Objective: Will you transcribe the entries that follow, exactly and in full?

Records for the exercise:
* Start *

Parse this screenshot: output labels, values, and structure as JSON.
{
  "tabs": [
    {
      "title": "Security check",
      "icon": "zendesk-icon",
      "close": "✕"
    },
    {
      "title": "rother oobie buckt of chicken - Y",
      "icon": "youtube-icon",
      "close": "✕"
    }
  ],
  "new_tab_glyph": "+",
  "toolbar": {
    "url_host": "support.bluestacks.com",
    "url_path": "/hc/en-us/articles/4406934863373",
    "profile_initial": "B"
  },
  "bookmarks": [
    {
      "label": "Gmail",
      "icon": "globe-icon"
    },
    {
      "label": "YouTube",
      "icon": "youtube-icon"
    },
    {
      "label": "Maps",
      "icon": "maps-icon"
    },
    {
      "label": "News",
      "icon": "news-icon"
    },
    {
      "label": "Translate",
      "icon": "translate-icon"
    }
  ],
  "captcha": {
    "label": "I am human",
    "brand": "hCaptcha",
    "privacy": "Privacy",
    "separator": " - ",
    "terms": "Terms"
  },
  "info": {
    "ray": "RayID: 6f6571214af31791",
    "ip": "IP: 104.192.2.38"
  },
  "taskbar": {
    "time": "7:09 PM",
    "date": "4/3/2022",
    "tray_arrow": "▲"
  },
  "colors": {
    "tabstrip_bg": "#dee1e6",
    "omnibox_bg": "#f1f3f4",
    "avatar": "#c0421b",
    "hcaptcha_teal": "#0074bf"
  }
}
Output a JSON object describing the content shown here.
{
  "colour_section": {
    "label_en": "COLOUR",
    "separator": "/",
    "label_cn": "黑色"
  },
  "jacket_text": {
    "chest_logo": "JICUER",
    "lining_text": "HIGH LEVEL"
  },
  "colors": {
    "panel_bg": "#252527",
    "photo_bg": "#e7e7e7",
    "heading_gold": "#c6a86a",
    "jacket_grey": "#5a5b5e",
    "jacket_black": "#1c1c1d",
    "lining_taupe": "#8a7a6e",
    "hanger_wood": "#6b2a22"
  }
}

* End *

Exercise output:
Parse this screenshot: output labels, values, and structure as JSON.
{
  "tabs": [
    {
      "title": "Security check",
      "icon": "zendesk-icon",
      "close": "✕"
    },
    {
      "title": "rother oobie buckt of chicken - Y",
      "icon": "youtube-icon",
      "close": "✕"
    }
  ],
  "new_tab_glyph": "+",
  "toolbar": {
    "url_host": "support.bluestacks.com",
    "url_path": "/hc/en-us/articles/4406934863373",
    "profile_initial": "B"
  },
  "bookmarks": [
    {
      "label": "Gmail",
      "icon": "globe-icon"
    },
    {
      "label": "YouTube",
      "icon": "youtube-icon"
    },
    {
      "label": "Maps",
      "icon": "maps-icon"
    },
    {
      "label": "News",
      "icon": "news-icon"
    },
    {
      "label": "Translate",
      "icon": "translate-icon"
    }
  ],
  "captcha": {
    "label": "I am human",
    "brand": "hCaptcha",
    "privacy": "Privacy",
    "separator": " - ",
    "terms": "Terms"
  },
  "info": {
    "ray": "RayID: 6f6571214af31791",
    "ip": "IP: 104.192.2.38"
  },
  "taskbar": {
    "time": "7:09 PM",
    "date": "4/3/2022",
    "tray_arrow": "▲"
  },
  "colors": {
    "tabstrip_bg": "#dee1e6",
    "omnibox_bg": "#f1f3f4",
    "avatar": "#c0421b",
    "hcaptcha_teal": "#0074bf"
  }
}
Output a JSON object describing the content shown here.
{
  "colour_section": {
    "label_en": "COLOUR",
    "separator": "/",
    "label_cn": "黑色"
  },
  "jacket_text": {
    "chest_logo": "JICUER",
    "lining_text": "HIGH LEVEL"
  },
  "colors": {
    "panel_bg": "#252527",
    "photo_bg": "#e7e7e7",
    "heading_gold": "#c6a86a",
    "jacket_grey": "#5a5b5e",
    "jacket_black": "#1c1c1d",
    "lining_taupe": "#8a7a6e",
    "hanger_wood": "#6b2a22"
  }
}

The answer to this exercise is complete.